_SCHRIFTLICHE AUFGABE 1_. Nenne alle Personen, die im Text über das Stadtradeln mit Vor- und Nachnamen vorkommen.
_SCHRIFTLICHE AUFGABE 2_. Setze den Text über das Stadtradeln bitte im Anschluss an seinen letzten Satz fort.

Wenn das Böckchen den Koch verfolgt
Ein bemerkenswerter zwölfter Platz unter 402 Düsseldorfer Teams: Beim diesjährigen Stadtradeln haben die Teilnehmenden der Graf Recke Stiftung 20.649 Kilometer gesammelt. Zwei Radelnde haben daran einen besonders hohen Anteil – nicht zuletzt, weil sie sich, ohne einander zu kennen, gegenseitig ordentlich Beine gemacht haben.
Auch 2023 wird der Graf-Recke-Stadtradel-Sieger seinen Titel nicht verteidigen. Wie schon sein Vorgänger Sebastian Kühl geht auch Ludger Koch, der 2022 mit über 1.138,6 die meisten Kilometer unter allen Recke-Radlern gesammelt hat, gleich nach diesem Erfolg in den Ruhestand. Ein Zusammenhang zwischen Radelerfolg und Rente ist jedoch nicht bekannt.
Rente ist für Meike Lindstädt noch kein Thema. Die 45-Jährige, die seit 2018 im Sekretariat der Graf-Recke-Schulen arbeitet, hat in der Kategorie der unmotorisiert Radelnden gewonnen, ist im Graf-Recke-Team mit 901,8 Kilometern auf Platz zwei gefahren. Und hat dem Erstplatzierten ordentlich Beine gemacht. "Eines Tages ist mir im Ranking eine Mitarbeiterin mit einen Pseudonym etwas zu nah gekommen", berichtet Ludger Koch, der unter seinem Klarnamen fuhr. Eine "Madame Böckchen" machte auf Platz zwei eifrig Kilometer. "Da bin ich", erzählt Ludger Koch, "am Abend gleich nochmal losgefahren!"

_BEREITGESTELLTES MATERIAL_.
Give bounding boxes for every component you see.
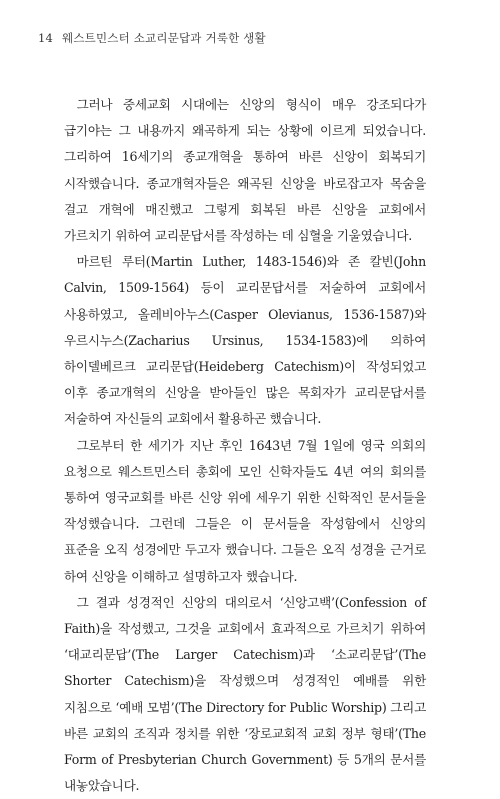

_ANTWORT 1_. Sebastian Kühl, Ludger Koch, Meike Lindstädt

_ANTWORT 2_.
"Madame Böckchen", das ist tatsächlich Meike Lindstädt. Woher der Name? "Ich habe mich gleichzeitig mit einem Kollegen angemeldet und dabei haben wir ein bisschen Blödsinn gemacht." Das "Böckchen", erläutert sie, komme (auch wenn man das in Düsseldorf so ja nicht sagen dürfe, fügt Lindstädt hinzu) vom Geißbock, dem Maskottchen des Fußball-Bundesligisten 1. FC Köln. Und Madame? Da lacht Meike Lindstädt: "Das hat gar keinen Sinn".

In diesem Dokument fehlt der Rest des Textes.